[Begin Provided records]

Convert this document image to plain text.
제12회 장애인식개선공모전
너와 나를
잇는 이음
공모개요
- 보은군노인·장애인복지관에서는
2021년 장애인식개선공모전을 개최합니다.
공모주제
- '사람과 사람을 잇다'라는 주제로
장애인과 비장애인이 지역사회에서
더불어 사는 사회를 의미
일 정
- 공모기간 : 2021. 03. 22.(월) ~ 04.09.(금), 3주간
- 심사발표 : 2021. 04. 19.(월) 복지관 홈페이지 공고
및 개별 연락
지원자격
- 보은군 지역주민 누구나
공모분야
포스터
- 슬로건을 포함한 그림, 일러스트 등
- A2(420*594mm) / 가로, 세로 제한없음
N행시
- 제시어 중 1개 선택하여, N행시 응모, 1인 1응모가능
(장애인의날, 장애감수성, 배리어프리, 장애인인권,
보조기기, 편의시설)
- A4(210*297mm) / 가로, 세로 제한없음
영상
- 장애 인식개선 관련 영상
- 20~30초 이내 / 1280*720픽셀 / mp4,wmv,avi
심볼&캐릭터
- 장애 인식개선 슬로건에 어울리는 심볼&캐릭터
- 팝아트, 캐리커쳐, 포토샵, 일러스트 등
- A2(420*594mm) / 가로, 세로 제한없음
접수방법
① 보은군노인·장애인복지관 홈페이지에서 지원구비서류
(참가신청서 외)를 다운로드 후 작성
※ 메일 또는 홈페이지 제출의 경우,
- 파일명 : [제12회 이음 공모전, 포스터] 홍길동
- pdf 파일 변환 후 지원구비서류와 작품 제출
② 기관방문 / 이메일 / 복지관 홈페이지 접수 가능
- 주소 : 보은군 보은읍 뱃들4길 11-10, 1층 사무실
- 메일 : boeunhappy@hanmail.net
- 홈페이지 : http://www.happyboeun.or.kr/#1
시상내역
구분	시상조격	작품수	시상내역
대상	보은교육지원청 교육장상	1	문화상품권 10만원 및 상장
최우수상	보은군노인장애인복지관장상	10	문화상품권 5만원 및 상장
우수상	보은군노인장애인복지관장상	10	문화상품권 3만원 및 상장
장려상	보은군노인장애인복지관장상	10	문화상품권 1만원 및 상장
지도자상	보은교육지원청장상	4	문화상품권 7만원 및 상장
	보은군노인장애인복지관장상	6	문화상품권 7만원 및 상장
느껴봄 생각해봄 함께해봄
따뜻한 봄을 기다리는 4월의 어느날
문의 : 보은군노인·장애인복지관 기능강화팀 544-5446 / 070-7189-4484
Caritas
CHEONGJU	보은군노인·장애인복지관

[End Provided records]

● **Do this**: Each entry is to be returned in full, character for character.

● **Problem solution**:
Convert this document image to plain text.
제12회 장애인식개선공모전
너와 나를
잇는 이음
공모개요
- 보은군노인·장애인복지관에서는
2021년 장애인식개선공모전을 개최합니다.
공모주제
- '사람과 사람을 잇다'라는 주제로
장애인과 비장애인이 지역사회에서
더불어 사는 사회를 의미
일 정
- 공모기간 : 2021. 03. 22.(월) ~ 04.09.(금), 3주간
- 심사발표 : 2021. 04. 19.(월) 복지관 홈페이지 공고
및 개별 연락
지원자격
- 보은군 지역주민 누구나
공모분야
포스터
- 슬로건을 포함한 그림, 일러스트 등
- A2(420*594mm) / 가로, 세로 제한없음
N행시
- 제시어 중 1개 선택하여, N행시 응모, 1인 1응모가능
(장애인의날, 장애감수성, 배리어프리, 장애인인권,
보조기기, 편의시설)
- A4(210*297mm) / 가로, 세로 제한없음
영상
- 장애 인식개선 관련 영상
- 20~30초 이내 / 1280*720픽셀 / mp4,wmv,avi
심볼&캐릭터
- 장애 인식개선 슬로건에 어울리는 심볼&캐릭터
- 팝아트, 캐리커쳐, 포토샵, 일러스트 등
- A2(420*594mm) / 가로, 세로 제한없음
접수방법
① 보은군노인·장애인복지관 홈페이지에서 지원구비서류
(참가신청서 외)를 다운로드 후 작성
※ 메일 또는 홈페이지 제출의 경우,
- 파일명 : [제12회 이음 공모전, 포스터] 홍길동
- pdf 파일 변환 후 지원구비서류와 작품 제출
② 기관방문 / 이메일 / 복지관 홈페이지 접수 가능
- 주소 : 보은군 보은읍 뱃들4길 11-10, 1층 사무실
- 메일 : boeunhappy@hanmail.net
- 홈페이지 : http://www.happyboeun.or.kr/#1
시상내역
구분	시상조격	작품수	시상내역
대상	보은교육지원청 교육장상	1	문화상품권 10만원 및 상장
최우수상	보은군노인장애인복지관장상	10	문화상품권 5만원 및 상장
우수상	보은군노인장애인복지관장상	10	문화상품권 3만원 및 상장
장려상	보은군노인장애인복지관장상	10	문화상품권 1만원 및 상장
지도자상	보은교육지원청장상	4	문화상품권 7만원 및 상장
	보은군노인장애인복지관장상	6	문화상품권 7만원 및 상장
느껴봄 생각해봄 함께해봄
따뜻한 봄을 기다리는 4월의 어느날
문의 : 보은군노인·장애인복지관 기능강화팀 544-5446 / 070-7189-4484
Caritas
CHEONGJU	보은군노인·장애인복지관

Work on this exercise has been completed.